→ Problem
Print the listing below in its entirety, character for character.

[Some records]
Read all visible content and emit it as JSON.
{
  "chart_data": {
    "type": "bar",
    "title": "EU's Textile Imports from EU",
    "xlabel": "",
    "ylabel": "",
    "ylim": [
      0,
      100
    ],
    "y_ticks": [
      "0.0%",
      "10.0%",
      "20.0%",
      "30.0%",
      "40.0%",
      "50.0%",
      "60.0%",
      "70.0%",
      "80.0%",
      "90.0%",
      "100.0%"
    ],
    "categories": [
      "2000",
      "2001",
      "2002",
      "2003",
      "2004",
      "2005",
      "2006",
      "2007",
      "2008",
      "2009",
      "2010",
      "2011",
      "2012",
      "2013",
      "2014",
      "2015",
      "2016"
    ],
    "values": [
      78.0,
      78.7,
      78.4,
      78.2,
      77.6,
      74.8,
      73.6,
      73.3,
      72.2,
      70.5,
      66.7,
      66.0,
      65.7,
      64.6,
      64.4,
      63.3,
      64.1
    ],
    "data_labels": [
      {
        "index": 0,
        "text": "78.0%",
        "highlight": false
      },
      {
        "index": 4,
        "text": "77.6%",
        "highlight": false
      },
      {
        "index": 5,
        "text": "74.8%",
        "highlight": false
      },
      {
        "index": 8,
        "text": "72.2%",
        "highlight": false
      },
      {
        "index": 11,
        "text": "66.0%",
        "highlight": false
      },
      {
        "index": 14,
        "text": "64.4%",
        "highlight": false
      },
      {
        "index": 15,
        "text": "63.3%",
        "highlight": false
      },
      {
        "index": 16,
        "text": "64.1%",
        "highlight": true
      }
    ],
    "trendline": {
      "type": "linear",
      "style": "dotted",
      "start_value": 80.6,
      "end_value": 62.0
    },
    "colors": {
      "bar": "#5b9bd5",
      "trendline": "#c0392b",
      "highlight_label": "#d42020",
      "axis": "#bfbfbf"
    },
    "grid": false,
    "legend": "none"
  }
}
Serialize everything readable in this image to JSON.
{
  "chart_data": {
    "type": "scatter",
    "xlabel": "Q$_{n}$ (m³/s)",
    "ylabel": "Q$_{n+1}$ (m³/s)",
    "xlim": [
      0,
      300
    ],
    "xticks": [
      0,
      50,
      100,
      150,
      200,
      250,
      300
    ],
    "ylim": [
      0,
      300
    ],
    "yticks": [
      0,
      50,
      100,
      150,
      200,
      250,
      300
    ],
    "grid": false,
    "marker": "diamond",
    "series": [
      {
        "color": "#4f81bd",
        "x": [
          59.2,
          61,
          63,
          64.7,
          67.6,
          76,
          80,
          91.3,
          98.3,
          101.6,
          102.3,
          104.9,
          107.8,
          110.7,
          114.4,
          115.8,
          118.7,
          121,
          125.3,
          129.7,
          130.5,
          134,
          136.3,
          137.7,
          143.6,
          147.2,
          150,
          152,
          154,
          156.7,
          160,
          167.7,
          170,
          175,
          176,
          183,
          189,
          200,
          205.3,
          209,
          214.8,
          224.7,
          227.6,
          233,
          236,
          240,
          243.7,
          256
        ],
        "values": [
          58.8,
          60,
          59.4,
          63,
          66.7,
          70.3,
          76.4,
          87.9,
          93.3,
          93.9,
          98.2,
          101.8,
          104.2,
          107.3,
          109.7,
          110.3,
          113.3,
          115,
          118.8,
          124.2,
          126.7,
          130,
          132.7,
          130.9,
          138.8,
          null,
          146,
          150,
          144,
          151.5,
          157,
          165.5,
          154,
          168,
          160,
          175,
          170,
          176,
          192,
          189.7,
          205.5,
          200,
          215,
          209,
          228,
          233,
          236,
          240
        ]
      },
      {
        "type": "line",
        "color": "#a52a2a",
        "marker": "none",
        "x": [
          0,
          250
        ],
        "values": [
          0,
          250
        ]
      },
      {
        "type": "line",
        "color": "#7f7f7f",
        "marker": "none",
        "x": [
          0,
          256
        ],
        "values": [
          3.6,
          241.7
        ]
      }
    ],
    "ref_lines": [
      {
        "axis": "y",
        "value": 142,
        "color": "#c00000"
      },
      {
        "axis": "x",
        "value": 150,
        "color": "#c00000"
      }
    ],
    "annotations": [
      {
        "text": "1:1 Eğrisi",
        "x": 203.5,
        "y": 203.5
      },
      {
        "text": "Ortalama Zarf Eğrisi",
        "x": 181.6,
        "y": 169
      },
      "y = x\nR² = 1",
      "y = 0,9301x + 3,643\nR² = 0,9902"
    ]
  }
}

→ Solution for this exercise
Read all visible content and emit it as JSON.
{
  "chart_data": {
    "type": "bar",
    "title": "EU's Textile Imports from EU",
    "xlabel": "",
    "ylabel": "",
    "ylim": [
      0,
      100
    ],
    "y_ticks": [
      "0.0%",
      "10.0%",
      "20.0%",
      "30.0%",
      "40.0%",
      "50.0%",
      "60.0%",
      "70.0%",
      "80.0%",
      "90.0%",
      "100.0%"
    ],
    "categories": [
      "2000",
      "2001",
      "2002",
      "2003",
      "2004",
      "2005",
      "2006",
      "2007",
      "2008",
      "2009",
      "2010",
      "2011",
      "2012",
      "2013",
      "2014",
      "2015",
      "2016"
    ],
    "values": [
      78.0,
      78.7,
      78.4,
      78.2,
      77.6,
      74.8,
      73.6,
      73.3,
      72.2,
      70.5,
      66.7,
      66.0,
      65.7,
      64.6,
      64.4,
      63.3,
      64.1
    ],
    "data_labels": [
      {
        "index": 0,
        "text": "78.0%",
        "highlight": false
      },
      {
        "index": 4,
        "text": "77.6%",
        "highlight": false
      },
      {
        "index": 5,
        "text": "74.8%",
        "highlight": false
      },
      {
        "index": 8,
        "text": "72.2%",
        "highlight": false
      },
      {
        "index": 11,
        "text": "66.0%",
        "highlight": false
      },
      {
        "index": 14,
        "text": "64.4%",
        "highlight": false
      },
      {
        "index": 15,
        "text": "63.3%",
        "highlight": false
      },
      {
        "index": 16,
        "text": "64.1%",
        "highlight": true
      }
    ],
    "trendline": {
      "type": "linear",
      "style": "dotted",
      "start_value": 80.6,
      "end_value": 62.0
    },
    "colors": {
      "bar": "#5b9bd5",
      "trendline": "#c0392b",
      "highlight_label": "#d42020",
      "axis": "#bfbfbf"
    },
    "grid": false,
    "legend": "none"
  }
}
Serialize everything readable in this image to JSON.
{
  "chart_data": {
    "type": "scatter",
    "xlabel": "Q$_{n}$ (m³/s)",
    "ylabel": "Q$_{n+1}$ (m³/s)",
    "xlim": [
      0,
      300
    ],
    "xticks": [
      0,
      50,
      100,
      150,
      200,
      250,
      300
    ],
    "ylim": [
      0,
      300
    ],
    "yticks": [
      0,
      50,
      100,
      150,
      200,
      250,
      300
    ],
    "grid": false,
    "marker": "diamond",
    "series": [
      {
        "color": "#4f81bd",
        "x": [
          59.2,
          61,
          63,
          64.7,
          67.6,
          76,
          80,
          91.3,
          98.3,
          101.6,
          102.3,
          104.9,
          107.8,
          110.7,
          114.4,
          115.8,
          118.7,
          121,
          125.3,
          129.7,
          130.5,
          134,
          136.3,
          137.7,
          143.6,
          147.2,
          150,
          152,
          154,
          156.7,
          160,
          167.7,
          170,
          175,
          176,
          183,
          189,
          200,
          205.3,
          209,
          214.8,
          224.7,
          227.6,
          233,
          236,
          240,
          243.7,
          256
        ],
        "values": [
          58.8,
          60,
          59.4,
          63,
          66.7,
          70.3,
          76.4,
          87.9,
          93.3,
          93.9,
          98.2,
          101.8,
          104.2,
          107.3,
          109.7,
          110.3,
          113.3,
          115,
          118.8,
          124.2,
          126.7,
          130,
          132.7,
          130.9,
          138.8,
          null,
          146,
          150,
          144,
          151.5,
          157,
          165.5,
          154,
          168,
          160,
          175,
          170,
          176,
          192,
          189.7,
          205.5,
          200,
          215,
          209,
          228,
          233,
          236,
          240
        ]
      },
      {
        "type": "line",
        "color": "#a52a2a",
        "marker": "none",
        "x": [
          0,
          250
        ],
        "values": [
          0,
          250
        ]
      },
      {
        "type": "line",
        "color": "#7f7f7f",
        "marker": "none",
        "x": [
          0,
          256
        ],
        "values": [
          3.6,
          241.7
        ]
      }
    ],
    "ref_lines": [
      {
        "axis": "y",
        "value": 142,
        "color": "#c00000"
      },
      {
        "axis": "x",
        "value": 150,
        "color": "#c00000"
      }
    ],
    "annotations": [
      {
        "text": "1:1 Eğrisi",
        "x": 203.5,
        "y": 203.5
      },
      {
        "text": "Ortalama Zarf Eğrisi",
        "x": 181.6,
        "y": 169
      },
      "y = x\nR² = 1",
      "y = 0,9301x + 3,643\nR² = 0,9902"
    ]
  }
}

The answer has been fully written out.